Copy every record below exactly as written, but leave out the pictures.

- **Records for the task**:
━━━━━━━━

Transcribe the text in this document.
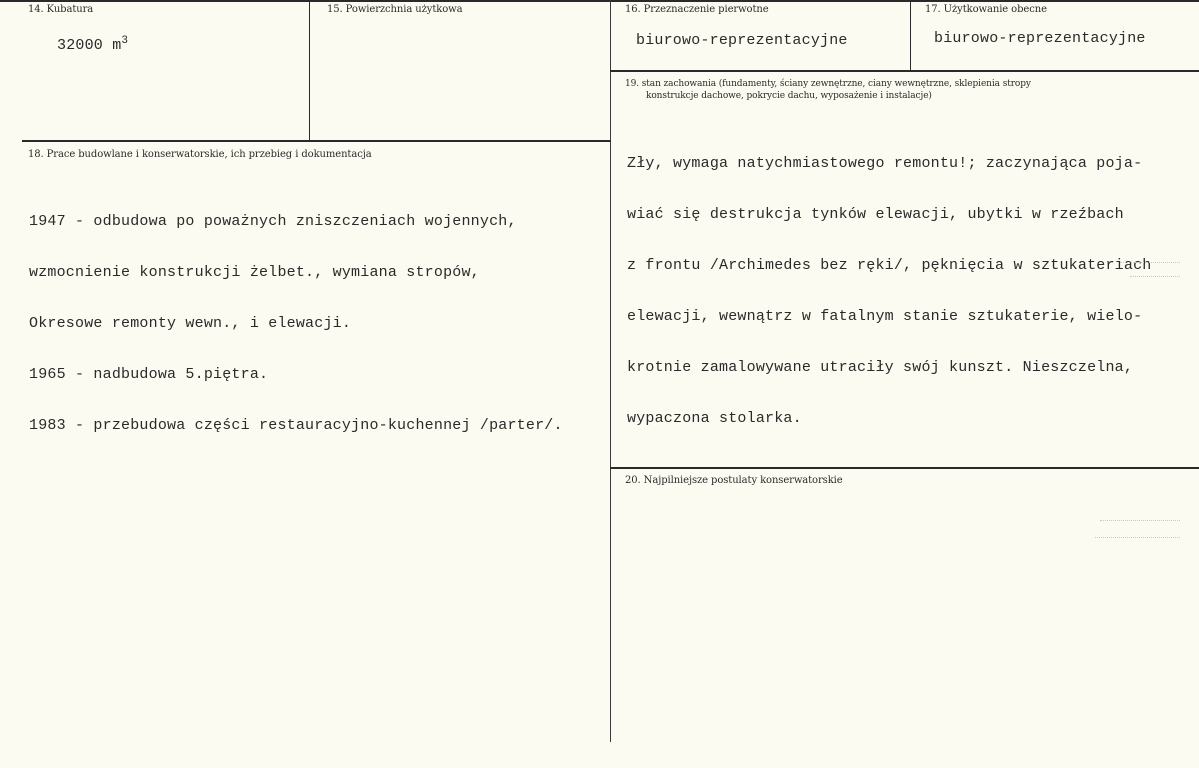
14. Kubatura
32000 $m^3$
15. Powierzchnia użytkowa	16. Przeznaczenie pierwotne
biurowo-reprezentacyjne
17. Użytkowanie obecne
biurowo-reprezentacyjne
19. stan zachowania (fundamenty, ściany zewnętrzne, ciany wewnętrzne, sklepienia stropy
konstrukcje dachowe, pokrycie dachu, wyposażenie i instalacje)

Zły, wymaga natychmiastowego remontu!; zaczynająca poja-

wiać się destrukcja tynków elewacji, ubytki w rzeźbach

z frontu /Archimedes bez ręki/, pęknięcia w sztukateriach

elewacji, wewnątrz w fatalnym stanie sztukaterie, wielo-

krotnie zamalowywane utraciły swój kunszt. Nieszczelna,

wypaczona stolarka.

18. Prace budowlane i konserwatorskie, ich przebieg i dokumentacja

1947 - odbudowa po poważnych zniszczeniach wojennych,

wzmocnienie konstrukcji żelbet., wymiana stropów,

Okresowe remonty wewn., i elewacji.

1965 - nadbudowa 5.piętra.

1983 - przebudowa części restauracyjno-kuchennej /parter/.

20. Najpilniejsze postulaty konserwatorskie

━━━━━━━━

- **Solution**:
Transcribe the text in this document.
14. Kubatura
32000 $m^3$
15. Powierzchnia użytkowa	16. Przeznaczenie pierwotne
biurowo-reprezentacyjne
17. Użytkowanie obecne
biurowo-reprezentacyjne
19. stan zachowania (fundamenty, ściany zewnętrzne, ciany wewnętrzne, sklepienia stropy
konstrukcje dachowe, pokrycie dachu, wyposażenie i instalacje)

Zły, wymaga natychmiastowego remontu!; zaczynająca poja-

wiać się destrukcja tynków elewacji, ubytki w rzeźbach

z frontu /Archimedes bez ręki/, pęknięcia w sztukateriach

elewacji, wewnątrz w fatalnym stanie sztukaterie, wielo-

krotnie zamalowywane utraciły swój kunszt. Nieszczelna,

wypaczona stolarka.

18. Prace budowlane i konserwatorskie, ich przebieg i dokumentacja

1947 - odbudowa po poważnych zniszczeniach wojennych,

wzmocnienie konstrukcji żelbet., wymiana stropów,

Okresowe remonty wewn., i elewacji.

1965 - nadbudowa 5.piętra.

1983 - przebudowa części restauracyjno-kuchennej /parter/.

20. Najpilniejsze postulaty konserwatorskie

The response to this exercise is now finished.